• **PROMPT**
Carry none of the pictures over; write out the complete data exactly.

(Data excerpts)
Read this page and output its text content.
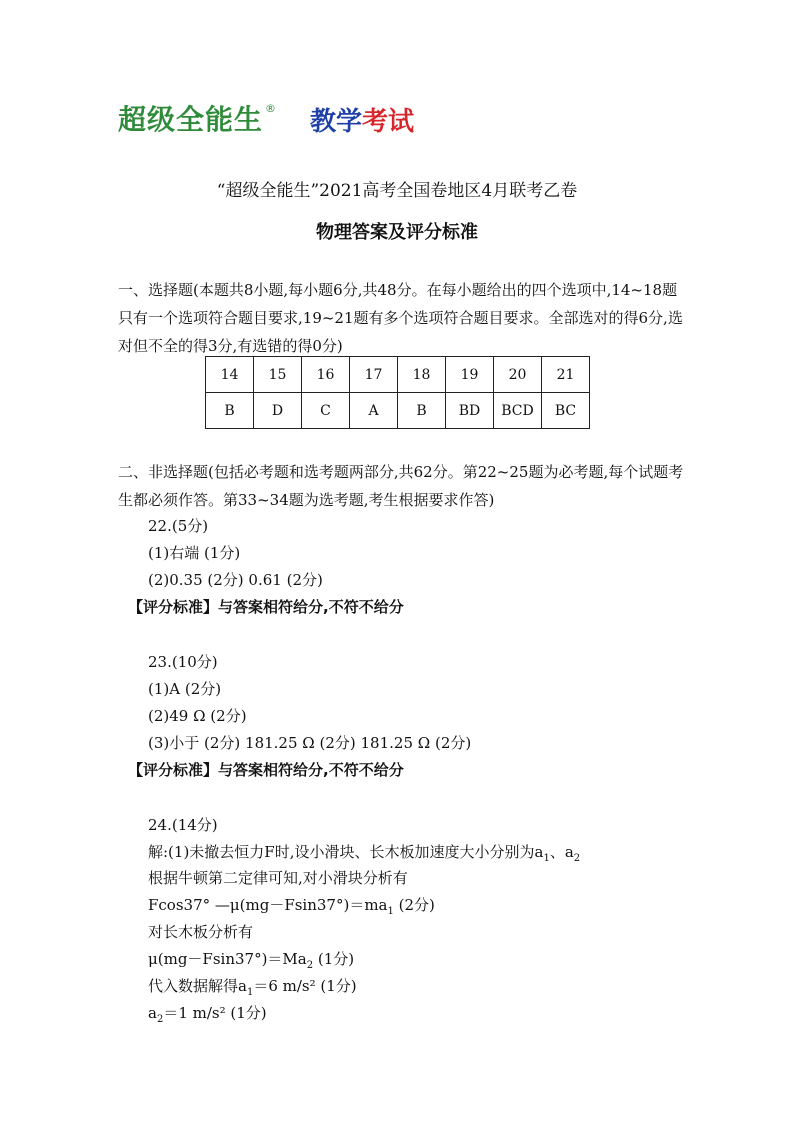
超级全能生 ® 教学 考试
“超级全能生”2021高考全国卷地区4月联考乙卷
物理答案及评分标准

一、选择题(本题共8小题,每小题6分,共48分。在每小题给出的四个选项中,14~18题只有一个选项符合题目要求,19~21题有多个选项符合题目要求。全部选对的得6分,选对但不全的得3分,有选错的得0分)

14	15	16	17	18	19	20	21
B	D	C	A	B	BD	BCD	BC

二、非选择题(包括必考题和选考题两部分,共62分。第22~25题为必考题,每个试题考生都必须作答。第33~34题为选考题,考生根据要求作答)

22.(5分)

(1)右端 (1分)

(2)0.35 (2分) 0.61 (2分)

【评分标准】与答案相符给分,不符不给分

23.(10分)

(1)A (2分)

(2)49 Ω (2分)

(3)小于 (2分) 181.25 Ω (2分) 181.25 Ω (2分)

【评分标准】与答案相符给分,不符不给分

24.(14分)

解:(1)未撤去恒力F时,设小滑块、长木板加速度大小分别为$a_1$、$a_2$

根据牛顿第二定律可知,对小滑块分析有

Fcos37° $—\mu(mg-Fsin37^\circ)=ma_1$ (2分)

对长木板分析有

$\mu(mg-Fsin37^\circ)=Ma_2$ (1分)

代入数据解得$a_1=6$ m/s² (1分)

$a_2=1$ m/s² (1分)
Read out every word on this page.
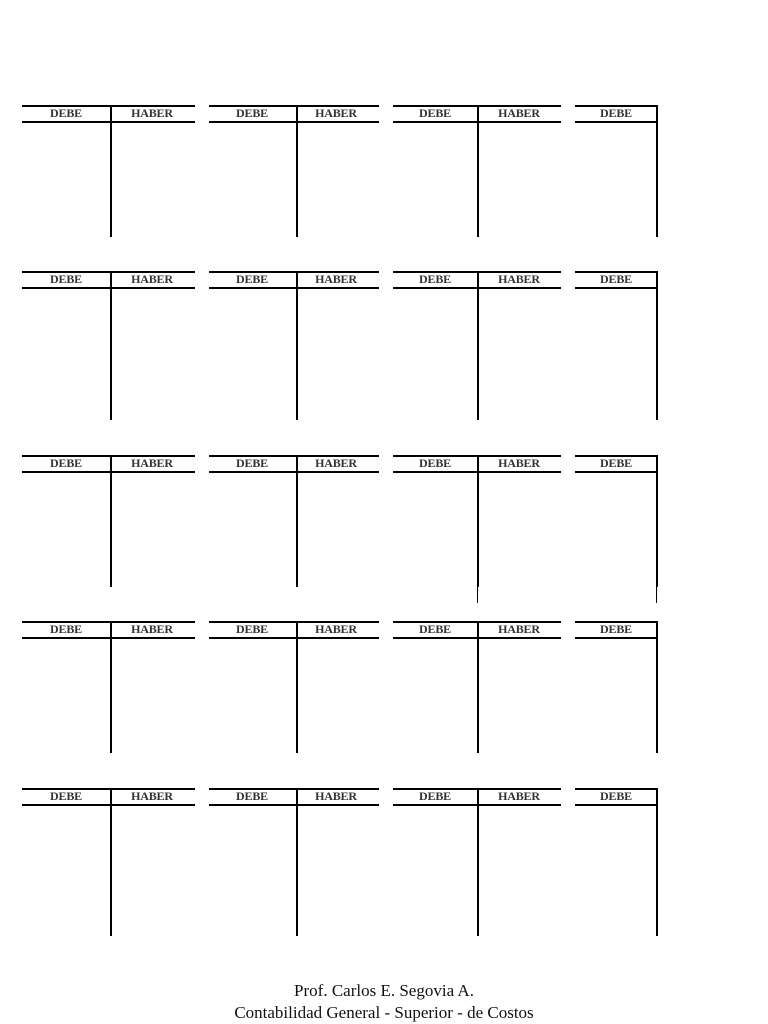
DEBE	HABER	DEBE	HABER	DEBE	HABER	DEBE
DEBE	HABER	DEBE	HABER	DEBE	HABER	DEBE
DEBE	HABER	DEBE	HABER	DEBE	HABER	DEBE
DEBE	HABER	DEBE	HABER	DEBE	HABER	DEBE
DEBE	HABER	DEBE	HABER	DEBE	HABER	DEBE
Prof. Carlos E. Segovia A.
Contabilidad General - Superior - de Costos
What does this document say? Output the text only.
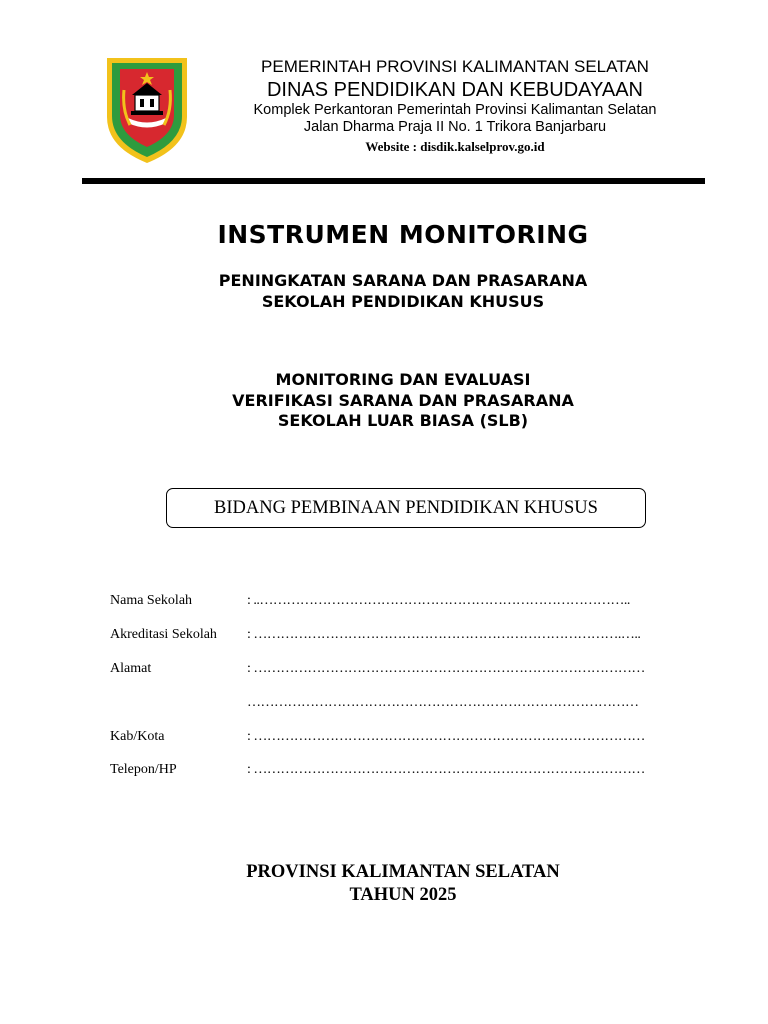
PEMERINTAH PROVINSI KALIMANTAN SELATAN
DINAS PENDIDIKAN DAN KEBUDAYAAN
Komplek Perkantoran Pemerintah Provinsi Kalimantan Selatan
Jalan Dharma Praja II No. 1 Trikora Banjarbaru
Website : disdik.kalselprov.go.id
INSTRUMEN MONITORING
PENINGKATAN SARANA DAN PRASARANA
SEKOLAH PENDIDIKAN KHUSUS
MONITORING DAN EVALUASI
VERIFIKASI SARANA DAN PRASARANA
SEKOLAH LUAR BIASA (SLB)
BIDANG PEMBINAAN PENDIDIKAN KHUSUS
Nama Sekolah	: ..………………………………………………………………………..
Akreditasi Sekolah : ……………………………………………………………………….…..
Alamat	: ……………………………………………………………………………
……………………………………………………………………………
Kab/Kota	: ……………………………………………………………………………
Telepon/HP	: ……………………………………………………………………………
PROVINSI KALIMANTAN SELATAN
TAHUN 2025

• **RESULT**
Read this page and output its text content.
超级全能生 ® 教学 考试
“超级全能生”2021高考全国卷地区4月联考乙卷
物理答案及评分标准

一、选择题(本题共8小题,每小题6分,共48分。在每小题给出的四个选项中,14~18题只有一个选项符合题目要求,19~21题有多个选项符合题目要求。全部选对的得6分,选对但不全的得3分,有选错的得0分)

14	15	16	17	18	19	20	21
B	D	C	A	B	BD	BCD	BC

二、非选择题(包括必考题和选考题两部分,共62分。第22~25题为必考题,每个试题考生都必须作答。第33~34题为选考题,考生根据要求作答)

22.(5分)

(1)右端 (1分)

(2)0.35 (2分) 0.61 (2分)

【评分标准】与答案相符给分,不符不给分

23.(10分)

(1)A (2分)

(2)49 Ω (2分)

(3)小于 (2分) 181.25 Ω (2分) 181.25 Ω (2分)

【评分标准】与答案相符给分,不符不给分

24.(14分)

解:(1)未撤去恒力F时,设小滑块、长木板加速度大小分别为$a_1$、$a_2$

根据牛顿第二定律可知,对小滑块分析有

Fcos37° $—\mu(mg-Fsin37^\circ)=ma_1$ (2分)

对长木板分析有

$\mu(mg-Fsin37^\circ)=Ma_2$ (1分)

代入数据解得$a_1=6$ m/s² (1分)

$a_2=1$ m/s² (1分)
Read out every word on this page.
DEBE	HABER	DEBE	HABER	DEBE	HABER	DEBE
DEBE	HABER	DEBE	HABER	DEBE	HABER	DEBE
DEBE	HABER	DEBE	HABER	DEBE	HABER	DEBE
DEBE	HABER	DEBE	HABER	DEBE	HABER	DEBE
DEBE	HABER	DEBE	HABER	DEBE	HABER	DEBE
Prof. Carlos E. Segovia A.
Contabilidad General - Superior - de Costos
What does this document say? Output the text only.
PEMERINTAH PROVINSI KALIMANTAN SELATAN
DINAS PENDIDIKAN DAN KEBUDAYAAN
Komplek Perkantoran Pemerintah Provinsi Kalimantan Selatan
Jalan Dharma Praja II No. 1 Trikora Banjarbaru
Website : disdik.kalselprov.go.id
INSTRUMEN MONITORING
PENINGKATAN SARANA DAN PRASARANA
SEKOLAH PENDIDIKAN KHUSUS
MONITORING DAN EVALUASI
VERIFIKASI SARANA DAN PRASARANA
SEKOLAH LUAR BIASA (SLB)
BIDANG PEMBINAAN PENDIDIKAN KHUSUS
Nama Sekolah	: ..………………………………………………………………………..
Akreditasi Sekolah : ……………………………………………………………………….…..
Alamat	: ……………………………………………………………………………
……………………………………………………………………………
Kab/Kota	: ……………………………………………………………………………
Telepon/HP	: ……………………………………………………………………………
PROVINSI KALIMANTAN SELATAN
TAHUN 2025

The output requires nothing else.